Given task: In the records below, pick out all lines containing the word "content".

Chart and figure data:
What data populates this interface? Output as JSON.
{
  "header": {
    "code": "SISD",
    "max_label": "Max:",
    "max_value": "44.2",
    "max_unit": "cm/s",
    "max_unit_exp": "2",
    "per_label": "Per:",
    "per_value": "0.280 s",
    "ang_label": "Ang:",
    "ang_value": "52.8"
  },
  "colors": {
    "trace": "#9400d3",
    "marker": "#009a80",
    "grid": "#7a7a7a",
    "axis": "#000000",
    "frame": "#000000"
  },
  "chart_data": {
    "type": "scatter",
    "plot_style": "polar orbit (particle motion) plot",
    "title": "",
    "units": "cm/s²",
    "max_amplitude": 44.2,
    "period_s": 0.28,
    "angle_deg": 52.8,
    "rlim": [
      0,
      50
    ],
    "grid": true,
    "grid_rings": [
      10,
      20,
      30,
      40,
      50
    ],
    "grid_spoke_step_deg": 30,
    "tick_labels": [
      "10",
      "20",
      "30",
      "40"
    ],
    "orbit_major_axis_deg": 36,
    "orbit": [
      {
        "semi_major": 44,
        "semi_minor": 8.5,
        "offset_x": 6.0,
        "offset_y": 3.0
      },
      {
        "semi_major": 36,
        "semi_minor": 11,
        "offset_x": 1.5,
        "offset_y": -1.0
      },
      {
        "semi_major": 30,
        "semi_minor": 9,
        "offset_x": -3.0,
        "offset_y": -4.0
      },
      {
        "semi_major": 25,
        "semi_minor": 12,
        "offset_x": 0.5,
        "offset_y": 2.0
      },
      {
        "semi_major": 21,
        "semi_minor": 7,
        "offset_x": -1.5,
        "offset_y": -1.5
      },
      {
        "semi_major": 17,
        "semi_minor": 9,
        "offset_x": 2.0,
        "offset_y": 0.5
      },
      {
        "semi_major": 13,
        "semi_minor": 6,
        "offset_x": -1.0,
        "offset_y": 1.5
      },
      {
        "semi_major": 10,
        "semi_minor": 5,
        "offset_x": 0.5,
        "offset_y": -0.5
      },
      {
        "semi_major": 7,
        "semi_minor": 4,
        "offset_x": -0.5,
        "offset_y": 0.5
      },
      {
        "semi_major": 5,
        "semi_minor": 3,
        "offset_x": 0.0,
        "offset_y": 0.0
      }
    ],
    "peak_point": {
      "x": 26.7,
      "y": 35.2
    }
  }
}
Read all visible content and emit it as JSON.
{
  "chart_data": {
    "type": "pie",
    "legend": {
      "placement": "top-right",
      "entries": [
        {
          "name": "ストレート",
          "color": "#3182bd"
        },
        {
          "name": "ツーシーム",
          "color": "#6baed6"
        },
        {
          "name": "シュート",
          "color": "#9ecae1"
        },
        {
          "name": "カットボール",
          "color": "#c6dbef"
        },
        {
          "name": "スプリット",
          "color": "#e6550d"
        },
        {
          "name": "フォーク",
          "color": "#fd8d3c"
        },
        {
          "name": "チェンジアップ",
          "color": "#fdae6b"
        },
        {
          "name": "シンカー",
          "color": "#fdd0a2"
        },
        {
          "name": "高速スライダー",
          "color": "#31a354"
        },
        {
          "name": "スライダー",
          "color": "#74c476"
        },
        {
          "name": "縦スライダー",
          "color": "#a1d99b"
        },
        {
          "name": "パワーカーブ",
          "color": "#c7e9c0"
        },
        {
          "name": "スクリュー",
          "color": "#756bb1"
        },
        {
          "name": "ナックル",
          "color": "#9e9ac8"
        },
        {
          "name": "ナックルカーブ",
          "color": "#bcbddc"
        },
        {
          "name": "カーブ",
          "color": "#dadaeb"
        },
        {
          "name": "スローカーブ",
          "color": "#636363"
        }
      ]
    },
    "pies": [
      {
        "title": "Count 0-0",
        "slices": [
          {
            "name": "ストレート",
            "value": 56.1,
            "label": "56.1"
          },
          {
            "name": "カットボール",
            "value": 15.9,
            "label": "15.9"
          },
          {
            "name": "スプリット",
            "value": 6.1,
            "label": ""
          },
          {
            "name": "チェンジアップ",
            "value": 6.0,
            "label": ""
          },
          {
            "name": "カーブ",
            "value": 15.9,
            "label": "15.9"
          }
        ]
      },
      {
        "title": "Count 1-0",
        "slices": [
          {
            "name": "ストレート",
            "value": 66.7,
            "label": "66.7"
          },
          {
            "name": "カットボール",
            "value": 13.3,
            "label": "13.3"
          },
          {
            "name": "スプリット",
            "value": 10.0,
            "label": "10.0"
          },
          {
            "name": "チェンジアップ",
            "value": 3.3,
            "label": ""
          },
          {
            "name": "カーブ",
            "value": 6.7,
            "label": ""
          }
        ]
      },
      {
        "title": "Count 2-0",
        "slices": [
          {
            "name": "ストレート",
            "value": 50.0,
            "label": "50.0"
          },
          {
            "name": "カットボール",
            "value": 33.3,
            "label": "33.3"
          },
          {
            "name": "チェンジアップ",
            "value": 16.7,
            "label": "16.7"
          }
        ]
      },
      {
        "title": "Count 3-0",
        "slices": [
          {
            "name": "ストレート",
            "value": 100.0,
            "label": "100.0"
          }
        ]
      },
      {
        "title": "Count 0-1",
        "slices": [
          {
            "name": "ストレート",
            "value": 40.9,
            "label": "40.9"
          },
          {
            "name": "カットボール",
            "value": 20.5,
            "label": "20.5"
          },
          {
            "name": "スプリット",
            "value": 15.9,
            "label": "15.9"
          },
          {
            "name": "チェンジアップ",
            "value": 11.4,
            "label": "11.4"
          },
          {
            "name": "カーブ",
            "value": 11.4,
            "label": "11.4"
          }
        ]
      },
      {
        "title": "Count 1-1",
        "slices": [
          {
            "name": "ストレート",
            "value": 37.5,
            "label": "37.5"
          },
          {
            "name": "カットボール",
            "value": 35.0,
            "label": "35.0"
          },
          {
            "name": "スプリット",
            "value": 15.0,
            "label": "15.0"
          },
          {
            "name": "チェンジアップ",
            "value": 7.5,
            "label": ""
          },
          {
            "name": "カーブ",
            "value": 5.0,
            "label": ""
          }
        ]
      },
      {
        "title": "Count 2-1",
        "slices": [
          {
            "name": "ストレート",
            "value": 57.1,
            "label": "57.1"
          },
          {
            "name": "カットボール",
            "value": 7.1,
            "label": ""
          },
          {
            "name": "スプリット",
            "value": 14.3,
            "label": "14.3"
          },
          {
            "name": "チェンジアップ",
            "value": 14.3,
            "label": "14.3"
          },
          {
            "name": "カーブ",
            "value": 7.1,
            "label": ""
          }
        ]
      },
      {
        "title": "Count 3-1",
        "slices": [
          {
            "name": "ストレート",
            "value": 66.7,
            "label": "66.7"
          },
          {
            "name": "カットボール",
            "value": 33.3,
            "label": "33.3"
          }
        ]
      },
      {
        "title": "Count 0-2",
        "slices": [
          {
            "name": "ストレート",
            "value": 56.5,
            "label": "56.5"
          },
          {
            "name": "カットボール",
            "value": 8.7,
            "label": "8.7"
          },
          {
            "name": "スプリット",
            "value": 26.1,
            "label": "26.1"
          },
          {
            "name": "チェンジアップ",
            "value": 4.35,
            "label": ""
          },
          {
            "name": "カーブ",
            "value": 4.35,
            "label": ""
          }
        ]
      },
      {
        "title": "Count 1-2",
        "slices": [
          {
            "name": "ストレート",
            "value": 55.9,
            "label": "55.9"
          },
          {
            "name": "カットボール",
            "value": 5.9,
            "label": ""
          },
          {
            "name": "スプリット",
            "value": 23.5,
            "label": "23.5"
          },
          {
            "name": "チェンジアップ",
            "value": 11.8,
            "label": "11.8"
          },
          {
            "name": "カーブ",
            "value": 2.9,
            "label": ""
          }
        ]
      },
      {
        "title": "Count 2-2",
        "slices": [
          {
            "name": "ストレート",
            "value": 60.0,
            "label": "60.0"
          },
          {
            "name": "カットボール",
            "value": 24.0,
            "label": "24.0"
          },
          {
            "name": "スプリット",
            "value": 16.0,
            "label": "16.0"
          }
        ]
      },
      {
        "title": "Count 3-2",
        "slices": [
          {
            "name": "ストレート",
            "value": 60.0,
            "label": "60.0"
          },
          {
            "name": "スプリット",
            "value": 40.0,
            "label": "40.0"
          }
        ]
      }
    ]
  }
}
---
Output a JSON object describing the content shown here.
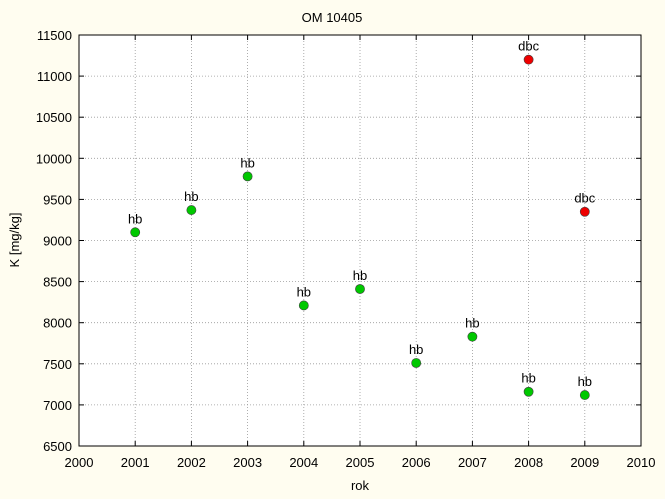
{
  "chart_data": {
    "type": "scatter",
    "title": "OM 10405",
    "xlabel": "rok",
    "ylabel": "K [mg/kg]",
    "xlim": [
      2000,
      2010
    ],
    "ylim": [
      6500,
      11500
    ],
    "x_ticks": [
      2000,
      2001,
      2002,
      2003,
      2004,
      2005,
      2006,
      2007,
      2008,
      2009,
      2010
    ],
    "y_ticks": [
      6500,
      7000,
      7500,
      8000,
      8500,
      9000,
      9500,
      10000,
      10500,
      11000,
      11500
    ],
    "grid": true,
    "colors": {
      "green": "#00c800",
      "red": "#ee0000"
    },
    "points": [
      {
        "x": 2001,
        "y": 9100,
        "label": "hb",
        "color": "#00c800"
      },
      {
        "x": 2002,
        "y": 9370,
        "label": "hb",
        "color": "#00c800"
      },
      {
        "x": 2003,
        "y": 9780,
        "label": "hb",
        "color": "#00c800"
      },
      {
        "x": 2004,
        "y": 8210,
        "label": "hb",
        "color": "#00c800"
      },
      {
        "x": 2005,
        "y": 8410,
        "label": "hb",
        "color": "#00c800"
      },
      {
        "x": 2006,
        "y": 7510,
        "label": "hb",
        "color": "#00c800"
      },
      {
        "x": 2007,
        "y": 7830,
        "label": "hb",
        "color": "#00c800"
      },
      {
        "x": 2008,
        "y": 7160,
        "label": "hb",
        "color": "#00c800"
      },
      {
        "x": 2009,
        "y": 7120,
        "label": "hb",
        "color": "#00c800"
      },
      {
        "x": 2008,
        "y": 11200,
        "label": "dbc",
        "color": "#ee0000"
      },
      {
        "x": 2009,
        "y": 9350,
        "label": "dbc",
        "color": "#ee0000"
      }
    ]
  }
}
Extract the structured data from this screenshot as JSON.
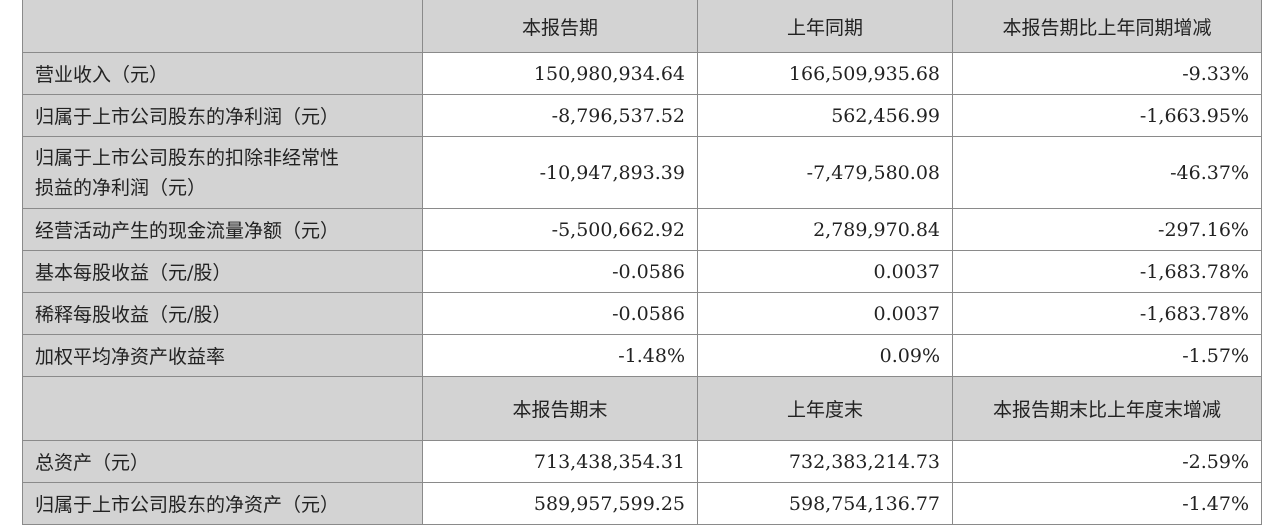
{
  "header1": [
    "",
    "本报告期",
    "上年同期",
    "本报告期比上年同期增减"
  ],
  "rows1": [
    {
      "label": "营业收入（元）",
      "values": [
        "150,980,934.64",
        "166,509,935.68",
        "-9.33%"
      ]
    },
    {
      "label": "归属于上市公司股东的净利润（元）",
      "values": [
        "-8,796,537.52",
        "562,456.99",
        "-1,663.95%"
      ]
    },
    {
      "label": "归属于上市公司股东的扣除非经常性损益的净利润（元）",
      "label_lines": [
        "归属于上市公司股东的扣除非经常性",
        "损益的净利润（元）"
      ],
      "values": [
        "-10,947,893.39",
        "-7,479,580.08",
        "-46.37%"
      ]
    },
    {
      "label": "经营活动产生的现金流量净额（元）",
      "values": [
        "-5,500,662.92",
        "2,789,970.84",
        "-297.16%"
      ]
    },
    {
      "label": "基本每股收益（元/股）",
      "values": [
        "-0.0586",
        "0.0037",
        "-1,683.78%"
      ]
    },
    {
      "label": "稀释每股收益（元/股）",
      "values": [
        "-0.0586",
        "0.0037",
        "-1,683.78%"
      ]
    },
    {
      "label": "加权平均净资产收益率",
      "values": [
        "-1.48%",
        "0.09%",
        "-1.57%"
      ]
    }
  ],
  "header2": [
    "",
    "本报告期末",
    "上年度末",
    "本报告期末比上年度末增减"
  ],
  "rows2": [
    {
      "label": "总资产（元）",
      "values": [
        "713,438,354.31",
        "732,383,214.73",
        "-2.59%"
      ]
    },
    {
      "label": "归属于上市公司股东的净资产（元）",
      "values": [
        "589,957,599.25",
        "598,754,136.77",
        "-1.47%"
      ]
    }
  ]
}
--
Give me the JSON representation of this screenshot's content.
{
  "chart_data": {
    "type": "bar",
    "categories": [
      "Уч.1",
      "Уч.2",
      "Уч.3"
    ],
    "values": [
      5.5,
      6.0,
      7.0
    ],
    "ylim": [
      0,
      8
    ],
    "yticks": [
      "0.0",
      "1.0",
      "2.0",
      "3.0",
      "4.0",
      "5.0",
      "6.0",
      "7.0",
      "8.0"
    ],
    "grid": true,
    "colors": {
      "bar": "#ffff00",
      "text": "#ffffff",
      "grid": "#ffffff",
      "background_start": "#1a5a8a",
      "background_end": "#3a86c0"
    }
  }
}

Finished answer:
Read all visible content and emit it as JSON.
Output a JSON object describing the content shown here.
Give me the JSON representation of this screenshot's content.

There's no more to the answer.